▶ [Dataset entries]:
******

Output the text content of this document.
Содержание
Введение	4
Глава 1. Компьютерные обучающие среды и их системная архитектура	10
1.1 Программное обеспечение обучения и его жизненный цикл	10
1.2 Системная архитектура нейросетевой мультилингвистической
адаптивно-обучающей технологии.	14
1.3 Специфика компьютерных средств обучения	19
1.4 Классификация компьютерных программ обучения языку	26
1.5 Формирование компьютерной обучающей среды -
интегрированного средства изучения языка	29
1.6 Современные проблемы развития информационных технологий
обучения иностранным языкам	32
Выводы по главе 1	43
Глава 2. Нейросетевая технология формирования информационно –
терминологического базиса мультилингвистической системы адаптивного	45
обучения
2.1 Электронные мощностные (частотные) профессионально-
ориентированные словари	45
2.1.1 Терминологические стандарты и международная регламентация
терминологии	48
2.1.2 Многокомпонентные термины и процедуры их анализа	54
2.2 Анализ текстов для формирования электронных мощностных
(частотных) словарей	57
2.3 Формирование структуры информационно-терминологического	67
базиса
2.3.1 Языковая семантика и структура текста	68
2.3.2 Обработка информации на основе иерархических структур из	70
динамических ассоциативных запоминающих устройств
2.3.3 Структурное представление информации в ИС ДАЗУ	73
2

******

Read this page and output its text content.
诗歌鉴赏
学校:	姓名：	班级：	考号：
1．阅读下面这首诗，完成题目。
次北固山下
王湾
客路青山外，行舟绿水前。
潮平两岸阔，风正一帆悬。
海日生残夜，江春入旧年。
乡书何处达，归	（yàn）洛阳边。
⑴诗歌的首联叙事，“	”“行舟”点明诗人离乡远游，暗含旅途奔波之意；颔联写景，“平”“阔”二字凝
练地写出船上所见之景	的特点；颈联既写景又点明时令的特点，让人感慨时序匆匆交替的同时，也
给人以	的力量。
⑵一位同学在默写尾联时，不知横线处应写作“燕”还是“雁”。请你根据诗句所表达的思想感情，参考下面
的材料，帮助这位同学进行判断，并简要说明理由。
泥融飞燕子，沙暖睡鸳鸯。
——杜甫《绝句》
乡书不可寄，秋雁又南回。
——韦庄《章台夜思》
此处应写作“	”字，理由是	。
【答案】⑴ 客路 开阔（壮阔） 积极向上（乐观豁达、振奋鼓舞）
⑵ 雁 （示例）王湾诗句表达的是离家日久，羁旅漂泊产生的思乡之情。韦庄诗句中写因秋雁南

******

▶ [Instructions for the task]:
Return each line of the listing that holds the string "text".

▶ [Problem solution]:
Output the text content of this document.
Read this page and output its text content.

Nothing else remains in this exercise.